Open Seraphli opened this issue 9 years ago • 4 comments

In the page 7 of the article, the author write:

we have used the following variant of the deep LSTM architecture

But in your code, you are using LSTM model defined in Chain framework. So I wonder whether your model is the exactly representation of the model mentioned in the article. I am not arguing with you, just want to discuss this with you.

Seraphli avatar Nov 04 '16 01:11 Seraphli

I don't think the variant of the LSTM is different from the original version except for the input X_t is designed to include memory readings :)

physicso avatar Nov 08 '16 05:11 physicso

If you take a look at the first page of METHODS part, you can see that the formulation of input gate includes three input, X_t, h_{t-1}^l and h_t^{l-1}. I think the input gate of original LSTM only use X_t and h_{t-1}^l. So I have that problem.

Seraphli avatar Nov 12 '16 02:11 Seraphli

@Seraphli I think it is just the right expression for LSTM in a network with several hidden layers. The lth-layer cell gets input from its past (h_{t-1}^l), its lower layer (h_t^{l-1}) and the sample (X_t). You may also refer to Eq. (11) in [Graves, A., Mohamed, A.-r. & Hinton, G. Speech recognition with deep recurrent neural networks. In IEEE International Conference on Acoustics, Speech and Signal Processing (eds Ward, R. et al.) 6645–6649 (Curran Associates, 2013).] for an explicit expression for the LSTM, which is the same as in the Nature paper :)

physicso avatar Nov 14 '16 07:11 physicso

where is the dataset?

vcchengcheng avatar Jan 06 '17 07:01 vcchengcheng

####################

Parts of the exercise ->
1 – In the discussion thread, which three inputs does the input gate formulation on the first page of the METHODS part include?
2 – Print, word for word, the part of the discussion thread that begins at the words "But in your" and stops after "memory readings :)".

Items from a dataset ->
####################

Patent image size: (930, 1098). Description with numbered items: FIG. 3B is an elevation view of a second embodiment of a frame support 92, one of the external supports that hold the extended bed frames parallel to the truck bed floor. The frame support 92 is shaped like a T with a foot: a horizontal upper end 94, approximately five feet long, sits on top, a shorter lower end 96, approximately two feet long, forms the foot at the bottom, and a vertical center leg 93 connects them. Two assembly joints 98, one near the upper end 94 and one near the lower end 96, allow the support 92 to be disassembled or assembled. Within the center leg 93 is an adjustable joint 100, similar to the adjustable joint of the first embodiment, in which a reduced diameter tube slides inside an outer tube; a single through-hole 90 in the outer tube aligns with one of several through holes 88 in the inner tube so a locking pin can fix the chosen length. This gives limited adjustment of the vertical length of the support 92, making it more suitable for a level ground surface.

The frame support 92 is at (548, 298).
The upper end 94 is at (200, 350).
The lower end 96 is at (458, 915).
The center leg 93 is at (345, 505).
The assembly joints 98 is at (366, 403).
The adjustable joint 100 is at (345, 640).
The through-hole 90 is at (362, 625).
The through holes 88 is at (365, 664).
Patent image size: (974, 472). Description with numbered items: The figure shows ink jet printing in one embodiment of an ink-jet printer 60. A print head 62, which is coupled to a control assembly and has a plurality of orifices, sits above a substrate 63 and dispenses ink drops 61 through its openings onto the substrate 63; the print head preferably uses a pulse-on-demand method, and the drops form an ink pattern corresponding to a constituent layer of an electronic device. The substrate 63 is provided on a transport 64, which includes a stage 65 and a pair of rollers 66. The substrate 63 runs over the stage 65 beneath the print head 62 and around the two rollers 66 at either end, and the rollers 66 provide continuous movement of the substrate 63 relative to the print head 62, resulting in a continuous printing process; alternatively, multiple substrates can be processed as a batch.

####################

Outputs by task ->
1 – X_t, h_{t-1}^l and h_t^{l-1}

2 –
But in your code, you are using LSTM model defined in Chain framework. So I wonder whether your model is the exactly representation of the model mentioned in the article. I am not arguing with you, just want to discuss this with you.

Seraphli avatar Nov 04 '16 01:11 Seraphli

I don't think the variant of the LSTM is different from the original version except for the input X_t is designed to include memory readings :)